▶ **Stated task**: Copy each line below exactly and leave the pictures out.

▶ **Stored records**:
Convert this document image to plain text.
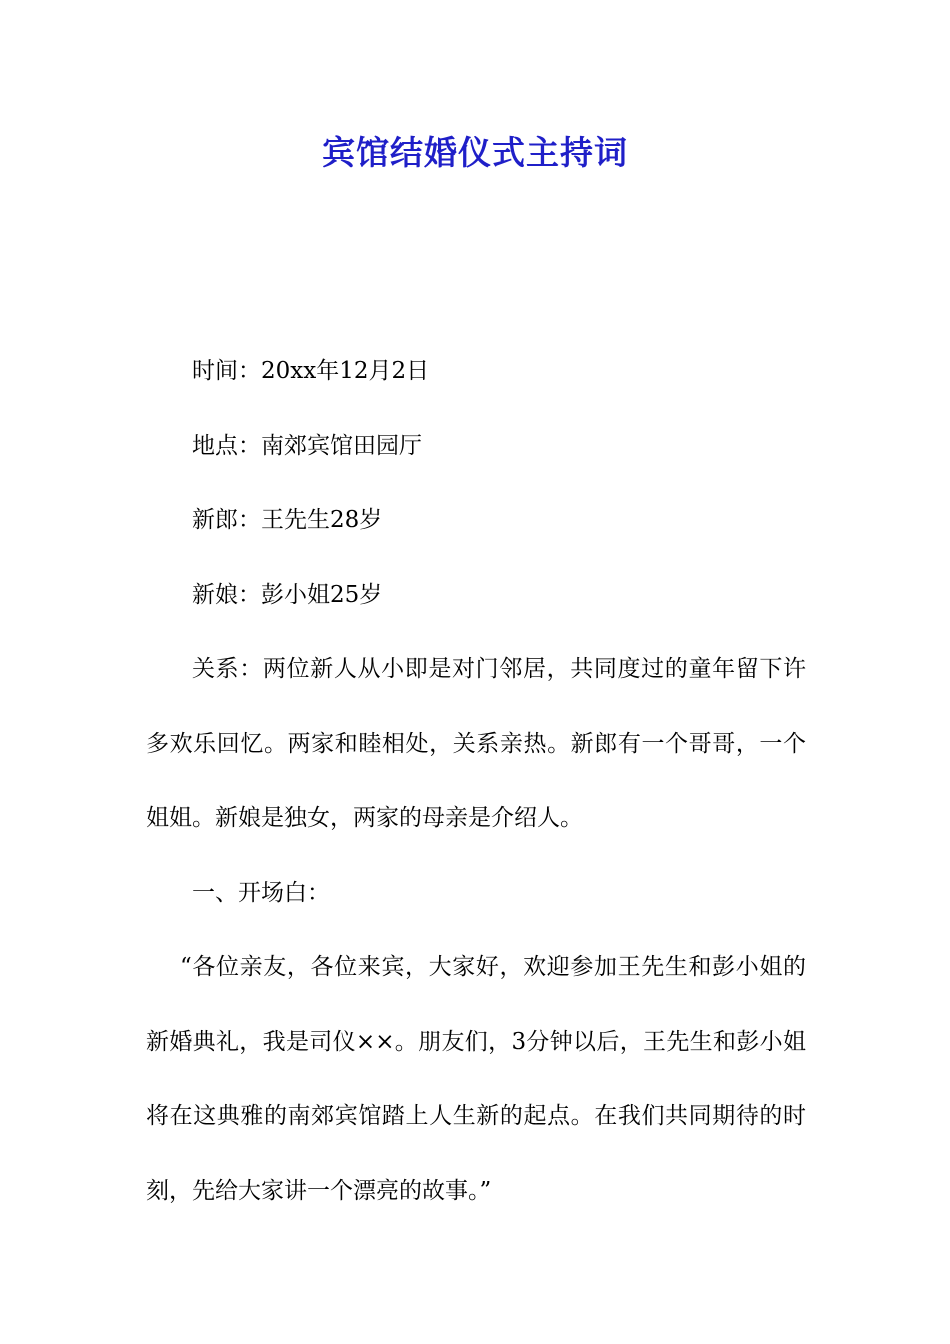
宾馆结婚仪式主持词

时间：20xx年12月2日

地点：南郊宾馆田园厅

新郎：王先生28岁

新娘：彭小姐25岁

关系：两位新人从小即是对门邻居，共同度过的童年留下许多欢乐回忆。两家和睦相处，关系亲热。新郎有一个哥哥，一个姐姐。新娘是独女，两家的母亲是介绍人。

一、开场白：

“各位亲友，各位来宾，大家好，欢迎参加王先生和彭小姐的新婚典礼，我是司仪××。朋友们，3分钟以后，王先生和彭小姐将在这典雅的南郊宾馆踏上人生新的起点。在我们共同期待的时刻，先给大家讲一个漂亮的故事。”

▶ **The output**:
Convert this document image to plain text.
宾馆结婚仪式主持词

时间：20xx年12月2日

地点：南郊宾馆田园厅

新郎：王先生28岁

新娘：彭小姐25岁

关系：两位新人从小即是对门邻居，共同度过的童年留下许多欢乐回忆。两家和睦相处，关系亲热。新郎有一个哥哥，一个姐姐。新娘是独女，两家的母亲是介绍人。

一、开场白：

“各位亲友，各位来宾，大家好，欢迎参加王先生和彭小姐的新婚典礼，我是司仪××。朋友们，3分钟以后，王先生和彭小姐将在这典雅的南郊宾馆踏上人生新的起点。在我们共同期待的时刻，先给大家讲一个漂亮的故事。”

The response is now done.